**TASKS:**
1. Answer these from the review of "Breathe":
(a) At what age does Robin Cavendish contract polio?
(b) Who directed the film?
(c) What running time does the review give?
2. Carry on the review of "Breathe" from its last sentence.

Tuesday, October 4, 2022

“BREATHE”

THE STORYAfter contracting polio at the age of 28, Robin Cavendish is confined to a bed and given only months to live. With help from his family and inventor Teddy Hall, Cavendish devotes the rest of his life to help fellow patients and the disabled.

THE CAST – Andrew Garfield, Claire Foy, Tom Hollander, Hugh Bonneville, Dean-Charles Chapman & Ed Speleers

THE TEAM – Andy Serkis (Director) & William Nicholson (Writer)

THE RUNNING TIME – 117 Minutes


10/12/17
​By Tommy B.

​There comes a moment while watching movies like “Breathe” when the viewer must decide whether to surrender or stay vigilant. These films are relentless in their effort to unlock our tears, and the onslaught can make even the grumpiest among us reach for a Kleenex. “Breathe” is about a man who refuses to let polio hinder his sense of liveliness and adventure, and it wants to emphasize the fact that it’s a film about a man who refuses to let polio hinder his sense of liveliness and adventure. In other words, this is an important story, and if you don’t cry, then consult your psychiatrist.

**EXCERPTED DATA:**
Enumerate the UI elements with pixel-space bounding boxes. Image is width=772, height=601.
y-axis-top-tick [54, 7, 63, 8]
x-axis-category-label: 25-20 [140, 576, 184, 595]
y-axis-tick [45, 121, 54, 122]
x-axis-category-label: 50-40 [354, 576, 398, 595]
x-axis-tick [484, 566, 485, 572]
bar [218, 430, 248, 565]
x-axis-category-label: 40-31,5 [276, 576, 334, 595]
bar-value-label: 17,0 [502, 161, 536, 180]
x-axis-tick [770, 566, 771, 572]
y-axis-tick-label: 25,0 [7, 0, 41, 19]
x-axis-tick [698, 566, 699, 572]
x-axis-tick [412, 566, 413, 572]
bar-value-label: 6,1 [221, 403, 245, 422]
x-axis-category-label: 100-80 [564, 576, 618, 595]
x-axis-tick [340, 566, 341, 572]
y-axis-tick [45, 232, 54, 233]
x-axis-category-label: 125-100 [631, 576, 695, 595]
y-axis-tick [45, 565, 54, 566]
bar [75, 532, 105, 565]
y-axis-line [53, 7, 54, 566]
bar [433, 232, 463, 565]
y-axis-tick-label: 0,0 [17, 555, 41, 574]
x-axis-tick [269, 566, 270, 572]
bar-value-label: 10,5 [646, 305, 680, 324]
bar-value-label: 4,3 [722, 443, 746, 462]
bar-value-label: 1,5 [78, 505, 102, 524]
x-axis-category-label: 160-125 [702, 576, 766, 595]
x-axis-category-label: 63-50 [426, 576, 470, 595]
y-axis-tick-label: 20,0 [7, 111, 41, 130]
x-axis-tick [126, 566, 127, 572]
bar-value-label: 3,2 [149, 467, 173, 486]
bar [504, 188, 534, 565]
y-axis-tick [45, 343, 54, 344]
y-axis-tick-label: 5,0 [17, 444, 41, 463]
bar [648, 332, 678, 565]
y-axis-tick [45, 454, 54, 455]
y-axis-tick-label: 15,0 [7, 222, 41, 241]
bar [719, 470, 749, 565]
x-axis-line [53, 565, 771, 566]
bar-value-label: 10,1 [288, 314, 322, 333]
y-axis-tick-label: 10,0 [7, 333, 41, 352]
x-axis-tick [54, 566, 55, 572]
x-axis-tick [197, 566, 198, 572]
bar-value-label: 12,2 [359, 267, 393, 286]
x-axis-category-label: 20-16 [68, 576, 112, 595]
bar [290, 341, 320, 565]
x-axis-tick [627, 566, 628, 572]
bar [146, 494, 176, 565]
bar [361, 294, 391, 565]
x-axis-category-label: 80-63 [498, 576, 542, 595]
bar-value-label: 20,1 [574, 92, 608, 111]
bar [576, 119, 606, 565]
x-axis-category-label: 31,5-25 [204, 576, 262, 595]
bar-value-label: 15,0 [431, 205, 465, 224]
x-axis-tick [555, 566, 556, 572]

**ANSWERS TO THE PROBLEMS:**
1.
(a) 28
(b) Andy Serkis
(c) 117 minutes

2.
“Breathe” commences with a disclaimer: “What follows is true.” This clever play on the classic, “Based on a true story,” lulls us into a feeling of anticipation. Indeed, the story is remarkable. Robin Cavendish (Andrew Garfield) was an athletic 28-year old when he was struck with polio. He was left completely paralyzed, entirely reliant on a respirator to survive. Robin’s wife Diana (Claire Foy), pregnant at the time of Robin’s diagnosis, took on the tireless role of caretaker. She persevered through Robin’s bouts of depression, arranged his liberating escape from the hospital to their home, and eventually led him toward a newfound zest for life. Through it all, Diana and Robin’s love endured, and they became pioneers in the push for reform in the treatment of the disabled. Robin’s use of an unprecedented mobile respirator symbolized new possibilities for disabled individuals who had previously been confined to isolating prison-like conditions in hospitals.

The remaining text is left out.